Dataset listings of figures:
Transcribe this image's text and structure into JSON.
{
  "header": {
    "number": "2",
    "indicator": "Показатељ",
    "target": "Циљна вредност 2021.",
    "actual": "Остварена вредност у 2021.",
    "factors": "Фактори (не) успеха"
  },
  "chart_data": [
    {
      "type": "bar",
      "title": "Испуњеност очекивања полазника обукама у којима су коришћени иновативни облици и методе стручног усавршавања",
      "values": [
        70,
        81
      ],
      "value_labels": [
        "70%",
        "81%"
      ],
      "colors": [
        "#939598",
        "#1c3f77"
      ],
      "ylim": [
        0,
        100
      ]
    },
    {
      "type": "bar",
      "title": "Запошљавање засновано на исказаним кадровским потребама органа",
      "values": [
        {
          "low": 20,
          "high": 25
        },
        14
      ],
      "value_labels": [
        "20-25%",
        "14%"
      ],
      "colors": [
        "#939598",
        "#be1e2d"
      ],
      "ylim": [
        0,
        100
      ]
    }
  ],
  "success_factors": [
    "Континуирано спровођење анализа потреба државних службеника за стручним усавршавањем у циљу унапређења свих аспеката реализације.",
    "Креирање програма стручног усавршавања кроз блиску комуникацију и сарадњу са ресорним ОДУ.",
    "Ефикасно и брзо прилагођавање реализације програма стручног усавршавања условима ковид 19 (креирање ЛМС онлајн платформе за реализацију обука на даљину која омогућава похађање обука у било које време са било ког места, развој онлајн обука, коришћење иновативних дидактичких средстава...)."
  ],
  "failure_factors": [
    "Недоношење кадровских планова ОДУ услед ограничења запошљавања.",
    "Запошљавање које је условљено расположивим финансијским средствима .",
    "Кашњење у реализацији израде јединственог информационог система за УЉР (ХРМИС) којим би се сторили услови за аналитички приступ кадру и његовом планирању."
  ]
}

Exercise description
Write out every line from the records above, word for word.

Answer
Transcribe this image's text and structure into JSON.
{
  "header": {
    "number": "2",
    "indicator": "Показатељ",
    "target": "Циљна вредност 2021.",
    "actual": "Остварена вредност у 2021.",
    "factors": "Фактори (не) успеха"
  },
  "chart_data": [
    {
      "type": "bar",
      "title": "Испуњеност очекивања полазника обукама у којима су коришћени иновативни облици и методе стручног усавршавања",
      "values": [
        70,
        81
      ],
      "value_labels": [
        "70%",
        "81%"
      ],
      "colors": [
        "#939598",
        "#1c3f77"
      ],
      "ylim": [
        0,
        100
      ]
    },
    {
      "type": "bar",
      "title": "Запошљавање засновано на исказаним кадровским потребама органа",
      "values": [
        {
          "low": 20,
          "high": 25
        },
        14
      ],
      "value_labels": [
        "20-25%",
        "14%"
      ],
      "colors": [
        "#939598",
        "#be1e2d"
      ],
      "ylim": [
        0,
        100
      ]
    }
  ],
  "success_factors": [
    "Континуирано спровођење анализа потреба државних службеника за стручним усавршавањем у циљу унапређења свих аспеката реализације.",
    "Креирање програма стручног усавршавања кроз блиску комуникацију и сарадњу са ресорним ОДУ.",
    "Ефикасно и брзо прилагођавање реализације програма стручног усавршавања условима ковид 19 (креирање ЛМС онлајн платформе за реализацију обука на даљину која омогућава похађање обука у било које време са било ког места, развој онлајн обука, коришћење иновативних дидактичких средстава...)."
  ],
  "failure_factors": [
    "Недоношење кадровских планова ОДУ услед ограничења запошљавања.",
    "Запошљавање које је условљено расположивим финансијским средствима .",
    "Кашњење у реализацији израде јединственог информационог система за УЉР (ХРМИС) којим би се сторили услови за аналитички приступ кадру и његовом планирању."
  ]
}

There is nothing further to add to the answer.